* THE PROBLEM: Omit every picture and write out the rest of the records exactly.

* DATASET RECORDS:

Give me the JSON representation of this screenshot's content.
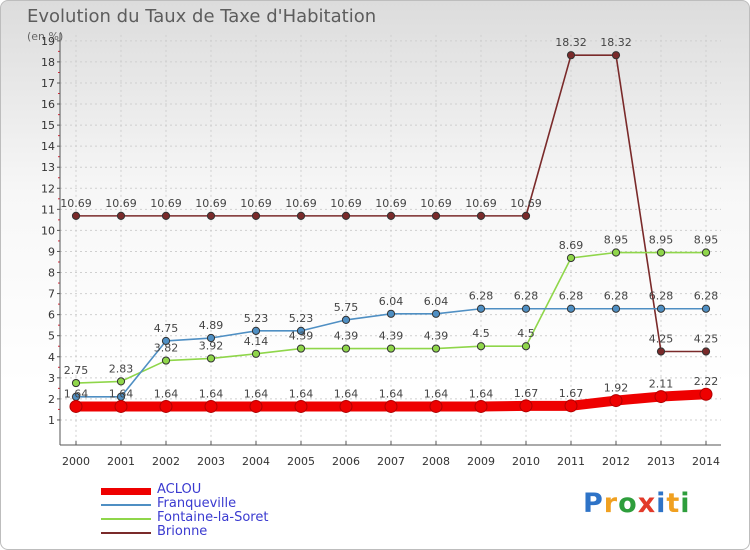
{
  "title": "Evolution du Taux de Taxe d'Habitation",
  "subtitle": "(en %)",
  "brand": "Proxiti",
  "chart_data": {
    "type": "line",
    "x": [
      "2000",
      "2001",
      "2002",
      "2003",
      "2004",
      "2005",
      "2006",
      "2007",
      "2008",
      "2009",
      "2010",
      "2011",
      "2012",
      "2013",
      "2014"
    ],
    "ylim": [
      1,
      19
    ],
    "yticks": [
      "1",
      "2",
      "3",
      "4",
      "5",
      "6",
      "7",
      "8",
      "9",
      "10",
      "11",
      "12",
      "13",
      "14",
      "15",
      "16",
      "17",
      "18",
      "19"
    ],
    "grid": true,
    "legend_position": "bottom-left",
    "series": [
      {
        "name": "ACLOU",
        "color": "#ee0000",
        "values": [
          1.64,
          1.64,
          1.64,
          1.64,
          1.64,
          1.64,
          1.64,
          1.64,
          1.64,
          1.64,
          1.67,
          1.67,
          1.92,
          2.11,
          2.22
        ],
        "labels": [
          "1.64",
          "1.64",
          "1.64",
          "1.64",
          "1.64",
          "1.64",
          "1.64",
          "1.64",
          "1.64",
          "1.64",
          "1.67",
          "1.67",
          "1.92",
          "2.11",
          "2.22"
        ]
      },
      {
        "name": "Franqueville",
        "color": "#4f8fc3",
        "values": [
          2.1,
          2.1,
          4.75,
          4.89,
          5.23,
          5.23,
          5.75,
          6.04,
          6.04,
          6.28,
          6.28,
          6.28,
          6.28,
          6.28,
          6.28
        ],
        "labels": [
          "",
          "",
          "4.75",
          "4.89",
          "5.23",
          "5.23",
          "5.75",
          "6.04",
          "6.04",
          "6.28",
          "6.28",
          "6.28",
          "6.28",
          "6.28",
          "6.28"
        ]
      },
      {
        "name": "Fontaine-la-Soret",
        "color": "#8fd64a",
        "values": [
          2.75,
          2.83,
          3.82,
          3.92,
          4.14,
          4.39,
          4.39,
          4.39,
          4.39,
          4.5,
          4.5,
          8.69,
          8.95,
          8.95,
          8.95
        ],
        "labels": [
          "2.75",
          "2.83",
          "3.82",
          "3.92",
          "4.14",
          "4.39",
          "4.39",
          "4.39",
          "4.39",
          "4.5",
          "4.5",
          "8.69",
          "8.95",
          "8.95",
          "8.95"
        ]
      },
      {
        "name": "Brionne",
        "color": "#7a2a2a",
        "values": [
          10.69,
          10.69,
          10.69,
          10.69,
          10.69,
          10.69,
          10.69,
          10.69,
          10.69,
          10.69,
          10.69,
          18.32,
          18.32,
          4.25,
          4.25
        ],
        "labels": [
          "10.69",
          "10.69",
          "10.69",
          "10.69",
          "10.69",
          "10.69",
          "10.69",
          "10.69",
          "10.69",
          "10.69",
          "10.69",
          "18.32",
          "18.32",
          "4.25",
          "4.25"
        ]
      }
    ]
  }
}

* ANSWER BELOW:
Give me the JSON representation of this screenshot's content.
{
  "title": "Evolution du Taux de Taxe d'Habitation",
  "subtitle": "(en %)",
  "brand": "Proxiti",
  "chart_data": {
    "type": "line",
    "x": [
      "2000",
      "2001",
      "2002",
      "2003",
      "2004",
      "2005",
      "2006",
      "2007",
      "2008",
      "2009",
      "2010",
      "2011",
      "2012",
      "2013",
      "2014"
    ],
    "ylim": [
      1,
      19
    ],
    "yticks": [
      "1",
      "2",
      "3",
      "4",
      "5",
      "6",
      "7",
      "8",
      "9",
      "10",
      "11",
      "12",
      "13",
      "14",
      "15",
      "16",
      "17",
      "18",
      "19"
    ],
    "grid": true,
    "legend_position": "bottom-left",
    "series": [
      {
        "name": "ACLOU",
        "color": "#ee0000",
        "values": [
          1.64,
          1.64,
          1.64,
          1.64,
          1.64,
          1.64,
          1.64,
          1.64,
          1.64,
          1.64,
          1.67,
          1.67,
          1.92,
          2.11,
          2.22
        ],
        "labels": [
          "1.64",
          "1.64",
          "1.64",
          "1.64",
          "1.64",
          "1.64",
          "1.64",
          "1.64",
          "1.64",
          "1.64",
          "1.67",
          "1.67",
          "1.92",
          "2.11",
          "2.22"
        ]
      },
      {
        "name": "Franqueville",
        "color": "#4f8fc3",
        "values": [
          2.1,
          2.1,
          4.75,
          4.89,
          5.23,
          5.23,
          5.75,
          6.04,
          6.04,
          6.28,
          6.28,
          6.28,
          6.28,
          6.28,
          6.28
        ],
        "labels": [
          "",
          "",
          "4.75",
          "4.89",
          "5.23",
          "5.23",
          "5.75",
          "6.04",
          "6.04",
          "6.28",
          "6.28",
          "6.28",
          "6.28",
          "6.28",
          "6.28"
        ]
      },
      {
        "name": "Fontaine-la-Soret",
        "color": "#8fd64a",
        "values": [
          2.75,
          2.83,
          3.82,
          3.92,
          4.14,
          4.39,
          4.39,
          4.39,
          4.39,
          4.5,
          4.5,
          8.69,
          8.95,
          8.95,
          8.95
        ],
        "labels": [
          "2.75",
          "2.83",
          "3.82",
          "3.92",
          "4.14",
          "4.39",
          "4.39",
          "4.39",
          "4.39",
          "4.5",
          "4.5",
          "8.69",
          "8.95",
          "8.95",
          "8.95"
        ]
      },
      {
        "name": "Brionne",
        "color": "#7a2a2a",
        "values": [
          10.69,
          10.69,
          10.69,
          10.69,
          10.69,
          10.69,
          10.69,
          10.69,
          10.69,
          10.69,
          10.69,
          18.32,
          18.32,
          4.25,
          4.25
        ],
        "labels": [
          "10.69",
          "10.69",
          "10.69",
          "10.69",
          "10.69",
          "10.69",
          "10.69",
          "10.69",
          "10.69",
          "10.69",
          "10.69",
          "18.32",
          "18.32",
          "4.25",
          "4.25"
        ]
      }
    ]
  }
}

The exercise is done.